**Challenge**: How many lines in this material include the string "Time"? Answer with the number and nothing further.

··· Supplied data ···

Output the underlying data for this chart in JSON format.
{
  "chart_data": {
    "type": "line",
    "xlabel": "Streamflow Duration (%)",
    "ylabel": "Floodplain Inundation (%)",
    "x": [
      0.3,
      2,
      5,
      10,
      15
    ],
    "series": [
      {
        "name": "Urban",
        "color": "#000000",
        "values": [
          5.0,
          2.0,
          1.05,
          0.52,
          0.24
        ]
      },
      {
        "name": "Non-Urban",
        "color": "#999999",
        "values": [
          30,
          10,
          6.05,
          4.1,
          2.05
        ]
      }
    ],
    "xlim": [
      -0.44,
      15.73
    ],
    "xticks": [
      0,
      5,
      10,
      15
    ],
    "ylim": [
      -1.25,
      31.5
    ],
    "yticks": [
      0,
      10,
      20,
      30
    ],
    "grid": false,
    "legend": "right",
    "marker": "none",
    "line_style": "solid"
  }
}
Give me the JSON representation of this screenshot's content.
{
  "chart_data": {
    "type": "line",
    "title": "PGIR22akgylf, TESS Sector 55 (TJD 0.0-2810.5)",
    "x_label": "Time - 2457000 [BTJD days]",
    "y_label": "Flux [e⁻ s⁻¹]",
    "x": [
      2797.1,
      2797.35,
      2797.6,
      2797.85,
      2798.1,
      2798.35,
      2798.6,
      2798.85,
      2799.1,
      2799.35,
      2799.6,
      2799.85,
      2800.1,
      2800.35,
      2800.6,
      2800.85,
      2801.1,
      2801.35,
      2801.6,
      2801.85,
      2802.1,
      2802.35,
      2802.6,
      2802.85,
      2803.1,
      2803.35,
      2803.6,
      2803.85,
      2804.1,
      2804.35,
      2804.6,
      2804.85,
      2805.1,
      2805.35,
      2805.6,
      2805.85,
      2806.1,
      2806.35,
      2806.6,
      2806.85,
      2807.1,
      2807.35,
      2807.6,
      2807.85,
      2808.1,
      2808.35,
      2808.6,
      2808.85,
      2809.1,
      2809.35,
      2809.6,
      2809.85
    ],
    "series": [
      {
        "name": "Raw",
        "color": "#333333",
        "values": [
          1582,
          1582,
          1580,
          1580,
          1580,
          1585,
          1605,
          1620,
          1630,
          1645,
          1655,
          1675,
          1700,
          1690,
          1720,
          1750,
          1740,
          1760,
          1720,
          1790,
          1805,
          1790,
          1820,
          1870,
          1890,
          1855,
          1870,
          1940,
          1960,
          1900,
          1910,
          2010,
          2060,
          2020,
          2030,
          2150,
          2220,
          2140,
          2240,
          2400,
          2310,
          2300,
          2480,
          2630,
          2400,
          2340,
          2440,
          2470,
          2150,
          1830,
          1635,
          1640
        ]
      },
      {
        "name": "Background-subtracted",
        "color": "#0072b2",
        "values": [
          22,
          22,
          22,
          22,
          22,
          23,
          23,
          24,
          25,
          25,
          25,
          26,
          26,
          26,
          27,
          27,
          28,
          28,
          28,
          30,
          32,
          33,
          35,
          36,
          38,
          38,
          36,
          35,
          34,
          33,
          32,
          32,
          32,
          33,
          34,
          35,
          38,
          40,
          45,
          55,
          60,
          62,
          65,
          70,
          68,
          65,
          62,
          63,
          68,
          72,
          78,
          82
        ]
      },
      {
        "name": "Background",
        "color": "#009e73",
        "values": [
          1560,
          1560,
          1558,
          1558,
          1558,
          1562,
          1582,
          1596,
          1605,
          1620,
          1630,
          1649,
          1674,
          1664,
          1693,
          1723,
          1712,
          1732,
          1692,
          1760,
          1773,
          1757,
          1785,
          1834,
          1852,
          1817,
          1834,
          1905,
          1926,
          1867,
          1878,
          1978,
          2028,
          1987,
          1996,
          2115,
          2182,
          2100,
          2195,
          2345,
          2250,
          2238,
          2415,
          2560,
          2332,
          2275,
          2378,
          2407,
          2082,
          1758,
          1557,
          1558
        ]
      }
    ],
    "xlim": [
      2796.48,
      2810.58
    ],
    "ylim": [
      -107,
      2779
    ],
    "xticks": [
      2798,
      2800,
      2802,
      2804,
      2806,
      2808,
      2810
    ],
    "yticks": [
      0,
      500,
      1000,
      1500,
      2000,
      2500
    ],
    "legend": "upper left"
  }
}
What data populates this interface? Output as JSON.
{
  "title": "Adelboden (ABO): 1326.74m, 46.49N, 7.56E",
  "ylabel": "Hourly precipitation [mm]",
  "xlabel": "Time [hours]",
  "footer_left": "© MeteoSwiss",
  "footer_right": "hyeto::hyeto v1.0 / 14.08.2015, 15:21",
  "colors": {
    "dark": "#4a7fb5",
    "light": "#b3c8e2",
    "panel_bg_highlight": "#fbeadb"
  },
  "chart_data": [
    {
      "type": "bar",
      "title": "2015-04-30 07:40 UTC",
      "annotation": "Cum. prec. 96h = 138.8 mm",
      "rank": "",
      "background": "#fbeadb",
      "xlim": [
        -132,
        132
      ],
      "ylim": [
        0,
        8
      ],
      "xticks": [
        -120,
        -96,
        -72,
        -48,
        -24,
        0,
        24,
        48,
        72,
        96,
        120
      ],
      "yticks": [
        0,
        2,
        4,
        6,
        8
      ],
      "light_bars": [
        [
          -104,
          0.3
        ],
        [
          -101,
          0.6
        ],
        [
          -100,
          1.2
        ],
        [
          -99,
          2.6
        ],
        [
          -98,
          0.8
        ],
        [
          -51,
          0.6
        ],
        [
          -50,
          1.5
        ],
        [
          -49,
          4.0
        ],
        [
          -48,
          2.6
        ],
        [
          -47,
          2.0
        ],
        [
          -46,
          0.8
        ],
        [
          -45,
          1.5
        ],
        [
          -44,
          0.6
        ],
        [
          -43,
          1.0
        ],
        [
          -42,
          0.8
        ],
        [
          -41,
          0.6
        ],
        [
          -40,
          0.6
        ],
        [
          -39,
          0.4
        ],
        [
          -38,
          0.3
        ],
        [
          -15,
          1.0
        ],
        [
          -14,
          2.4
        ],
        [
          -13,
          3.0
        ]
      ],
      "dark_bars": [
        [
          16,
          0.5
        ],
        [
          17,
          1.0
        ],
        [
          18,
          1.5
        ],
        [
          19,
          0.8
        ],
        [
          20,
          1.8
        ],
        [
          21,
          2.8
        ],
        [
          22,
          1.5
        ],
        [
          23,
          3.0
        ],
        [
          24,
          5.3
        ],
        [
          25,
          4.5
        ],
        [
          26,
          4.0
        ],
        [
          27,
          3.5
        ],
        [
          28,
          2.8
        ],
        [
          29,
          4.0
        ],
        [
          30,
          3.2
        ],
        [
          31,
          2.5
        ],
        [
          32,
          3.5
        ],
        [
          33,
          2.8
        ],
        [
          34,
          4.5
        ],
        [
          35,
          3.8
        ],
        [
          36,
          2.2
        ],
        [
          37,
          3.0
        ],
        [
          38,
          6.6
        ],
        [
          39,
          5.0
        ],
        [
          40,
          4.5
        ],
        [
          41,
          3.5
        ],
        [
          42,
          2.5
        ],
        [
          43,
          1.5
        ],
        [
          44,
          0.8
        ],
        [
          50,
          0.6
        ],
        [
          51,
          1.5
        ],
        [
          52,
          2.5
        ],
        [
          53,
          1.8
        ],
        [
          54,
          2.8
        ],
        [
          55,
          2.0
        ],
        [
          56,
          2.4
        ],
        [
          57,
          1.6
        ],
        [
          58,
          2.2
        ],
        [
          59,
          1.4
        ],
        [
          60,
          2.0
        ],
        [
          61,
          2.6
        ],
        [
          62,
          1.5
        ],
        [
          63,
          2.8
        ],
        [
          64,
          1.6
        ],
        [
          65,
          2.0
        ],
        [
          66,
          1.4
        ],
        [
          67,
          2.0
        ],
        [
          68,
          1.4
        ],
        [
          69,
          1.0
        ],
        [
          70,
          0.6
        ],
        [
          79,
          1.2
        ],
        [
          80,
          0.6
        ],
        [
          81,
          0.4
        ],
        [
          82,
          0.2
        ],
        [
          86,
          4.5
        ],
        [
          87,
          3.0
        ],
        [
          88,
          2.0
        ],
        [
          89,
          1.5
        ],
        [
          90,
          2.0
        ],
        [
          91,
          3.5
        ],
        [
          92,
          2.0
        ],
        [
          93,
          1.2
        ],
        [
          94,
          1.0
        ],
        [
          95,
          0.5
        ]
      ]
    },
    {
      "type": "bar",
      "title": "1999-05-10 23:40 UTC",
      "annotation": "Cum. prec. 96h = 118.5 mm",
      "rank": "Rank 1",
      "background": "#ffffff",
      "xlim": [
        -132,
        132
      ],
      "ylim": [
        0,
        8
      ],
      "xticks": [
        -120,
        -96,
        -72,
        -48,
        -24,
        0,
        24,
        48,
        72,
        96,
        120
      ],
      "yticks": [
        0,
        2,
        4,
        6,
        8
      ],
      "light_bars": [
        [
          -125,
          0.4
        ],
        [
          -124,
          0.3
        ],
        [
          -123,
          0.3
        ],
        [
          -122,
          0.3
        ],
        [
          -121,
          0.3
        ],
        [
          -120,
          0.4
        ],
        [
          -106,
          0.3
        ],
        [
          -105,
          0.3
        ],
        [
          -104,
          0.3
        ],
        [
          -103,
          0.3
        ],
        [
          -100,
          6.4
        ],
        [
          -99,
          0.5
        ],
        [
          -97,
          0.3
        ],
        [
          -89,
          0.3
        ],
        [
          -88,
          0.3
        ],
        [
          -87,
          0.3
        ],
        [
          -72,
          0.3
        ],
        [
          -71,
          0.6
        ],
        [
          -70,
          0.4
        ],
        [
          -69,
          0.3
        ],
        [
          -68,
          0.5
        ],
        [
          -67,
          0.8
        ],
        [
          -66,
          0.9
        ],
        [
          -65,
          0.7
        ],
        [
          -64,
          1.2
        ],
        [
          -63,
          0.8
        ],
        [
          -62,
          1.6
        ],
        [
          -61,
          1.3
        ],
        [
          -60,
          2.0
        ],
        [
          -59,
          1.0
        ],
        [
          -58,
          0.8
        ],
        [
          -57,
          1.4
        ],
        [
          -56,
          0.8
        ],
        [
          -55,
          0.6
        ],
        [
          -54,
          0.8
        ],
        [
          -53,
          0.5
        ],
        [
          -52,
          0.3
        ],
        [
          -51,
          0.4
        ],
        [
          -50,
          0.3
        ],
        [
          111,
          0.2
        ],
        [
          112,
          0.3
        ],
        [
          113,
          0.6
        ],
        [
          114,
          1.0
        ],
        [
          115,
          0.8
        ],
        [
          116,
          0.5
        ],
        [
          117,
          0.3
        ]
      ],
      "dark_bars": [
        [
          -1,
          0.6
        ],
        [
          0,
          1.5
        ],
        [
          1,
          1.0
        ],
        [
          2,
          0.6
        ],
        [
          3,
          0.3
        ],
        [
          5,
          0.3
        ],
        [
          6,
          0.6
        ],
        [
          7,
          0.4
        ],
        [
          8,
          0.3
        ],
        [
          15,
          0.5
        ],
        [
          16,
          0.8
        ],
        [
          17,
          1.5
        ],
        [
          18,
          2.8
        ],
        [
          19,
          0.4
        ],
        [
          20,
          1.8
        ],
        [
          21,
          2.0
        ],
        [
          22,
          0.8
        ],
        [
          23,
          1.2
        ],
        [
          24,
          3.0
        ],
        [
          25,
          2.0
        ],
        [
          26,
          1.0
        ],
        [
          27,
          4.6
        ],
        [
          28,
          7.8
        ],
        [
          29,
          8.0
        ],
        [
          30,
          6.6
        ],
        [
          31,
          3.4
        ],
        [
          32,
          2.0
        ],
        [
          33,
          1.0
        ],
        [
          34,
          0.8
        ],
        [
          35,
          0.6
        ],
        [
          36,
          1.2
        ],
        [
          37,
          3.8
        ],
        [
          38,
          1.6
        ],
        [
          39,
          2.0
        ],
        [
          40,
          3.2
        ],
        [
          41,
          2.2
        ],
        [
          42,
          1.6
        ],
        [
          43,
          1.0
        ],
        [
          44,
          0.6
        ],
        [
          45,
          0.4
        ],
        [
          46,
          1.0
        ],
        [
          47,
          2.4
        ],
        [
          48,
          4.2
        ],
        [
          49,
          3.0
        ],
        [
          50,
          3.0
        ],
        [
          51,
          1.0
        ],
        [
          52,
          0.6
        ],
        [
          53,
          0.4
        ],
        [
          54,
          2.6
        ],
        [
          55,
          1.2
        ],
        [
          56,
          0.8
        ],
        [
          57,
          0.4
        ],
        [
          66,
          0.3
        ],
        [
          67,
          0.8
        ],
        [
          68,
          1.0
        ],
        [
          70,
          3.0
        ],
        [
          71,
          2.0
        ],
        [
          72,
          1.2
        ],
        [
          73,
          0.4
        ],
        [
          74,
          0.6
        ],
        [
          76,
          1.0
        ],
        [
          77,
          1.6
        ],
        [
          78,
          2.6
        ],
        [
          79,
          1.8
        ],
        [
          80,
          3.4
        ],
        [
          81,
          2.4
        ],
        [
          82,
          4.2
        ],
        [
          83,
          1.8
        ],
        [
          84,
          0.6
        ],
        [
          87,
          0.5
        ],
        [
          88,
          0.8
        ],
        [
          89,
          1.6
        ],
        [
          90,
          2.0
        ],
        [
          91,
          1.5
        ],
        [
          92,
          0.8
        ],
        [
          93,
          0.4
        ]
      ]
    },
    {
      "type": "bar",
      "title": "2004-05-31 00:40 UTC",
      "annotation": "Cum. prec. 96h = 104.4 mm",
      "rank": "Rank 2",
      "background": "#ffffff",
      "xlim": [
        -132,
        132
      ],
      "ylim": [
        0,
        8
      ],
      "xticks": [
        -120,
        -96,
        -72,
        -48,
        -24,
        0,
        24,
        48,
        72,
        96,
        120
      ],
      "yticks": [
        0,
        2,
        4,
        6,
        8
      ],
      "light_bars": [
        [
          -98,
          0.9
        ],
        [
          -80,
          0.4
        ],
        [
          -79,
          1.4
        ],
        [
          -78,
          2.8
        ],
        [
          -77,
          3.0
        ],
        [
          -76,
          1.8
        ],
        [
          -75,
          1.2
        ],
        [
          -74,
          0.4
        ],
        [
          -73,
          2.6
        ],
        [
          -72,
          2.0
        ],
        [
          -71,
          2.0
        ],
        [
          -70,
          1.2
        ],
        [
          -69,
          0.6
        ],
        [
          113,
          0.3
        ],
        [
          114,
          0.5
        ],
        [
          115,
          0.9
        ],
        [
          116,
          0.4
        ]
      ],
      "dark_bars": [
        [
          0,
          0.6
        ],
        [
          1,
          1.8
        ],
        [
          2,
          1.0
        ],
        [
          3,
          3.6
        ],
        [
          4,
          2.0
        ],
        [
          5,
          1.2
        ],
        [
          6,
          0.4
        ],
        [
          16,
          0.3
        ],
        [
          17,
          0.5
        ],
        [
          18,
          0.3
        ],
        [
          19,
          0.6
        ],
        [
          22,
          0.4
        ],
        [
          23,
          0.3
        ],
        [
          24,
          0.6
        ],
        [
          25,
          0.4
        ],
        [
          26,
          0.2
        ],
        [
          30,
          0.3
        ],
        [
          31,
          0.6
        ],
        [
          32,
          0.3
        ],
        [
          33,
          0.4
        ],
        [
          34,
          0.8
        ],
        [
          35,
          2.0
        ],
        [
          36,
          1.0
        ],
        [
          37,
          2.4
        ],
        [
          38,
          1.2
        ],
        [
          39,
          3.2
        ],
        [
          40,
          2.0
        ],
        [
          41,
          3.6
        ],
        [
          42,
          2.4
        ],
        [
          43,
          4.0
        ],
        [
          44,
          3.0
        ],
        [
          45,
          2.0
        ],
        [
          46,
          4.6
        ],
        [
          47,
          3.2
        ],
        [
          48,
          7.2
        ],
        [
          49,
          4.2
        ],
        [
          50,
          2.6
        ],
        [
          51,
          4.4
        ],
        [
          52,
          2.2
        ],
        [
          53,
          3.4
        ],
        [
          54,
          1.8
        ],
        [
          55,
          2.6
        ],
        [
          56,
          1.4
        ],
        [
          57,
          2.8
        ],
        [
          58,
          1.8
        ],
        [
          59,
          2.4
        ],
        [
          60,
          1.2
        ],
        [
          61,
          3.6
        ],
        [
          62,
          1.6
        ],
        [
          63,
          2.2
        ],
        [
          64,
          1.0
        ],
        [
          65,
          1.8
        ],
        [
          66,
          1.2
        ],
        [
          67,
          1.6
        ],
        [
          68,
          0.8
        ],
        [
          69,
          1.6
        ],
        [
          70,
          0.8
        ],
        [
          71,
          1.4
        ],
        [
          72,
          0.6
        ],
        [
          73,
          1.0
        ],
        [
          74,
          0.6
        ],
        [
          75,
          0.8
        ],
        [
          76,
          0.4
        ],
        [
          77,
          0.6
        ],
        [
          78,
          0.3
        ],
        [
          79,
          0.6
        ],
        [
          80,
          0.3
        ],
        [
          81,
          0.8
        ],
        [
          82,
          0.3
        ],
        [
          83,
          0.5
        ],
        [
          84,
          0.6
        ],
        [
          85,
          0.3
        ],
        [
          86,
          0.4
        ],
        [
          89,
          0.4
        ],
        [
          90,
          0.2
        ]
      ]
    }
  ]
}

···

**Response**: 2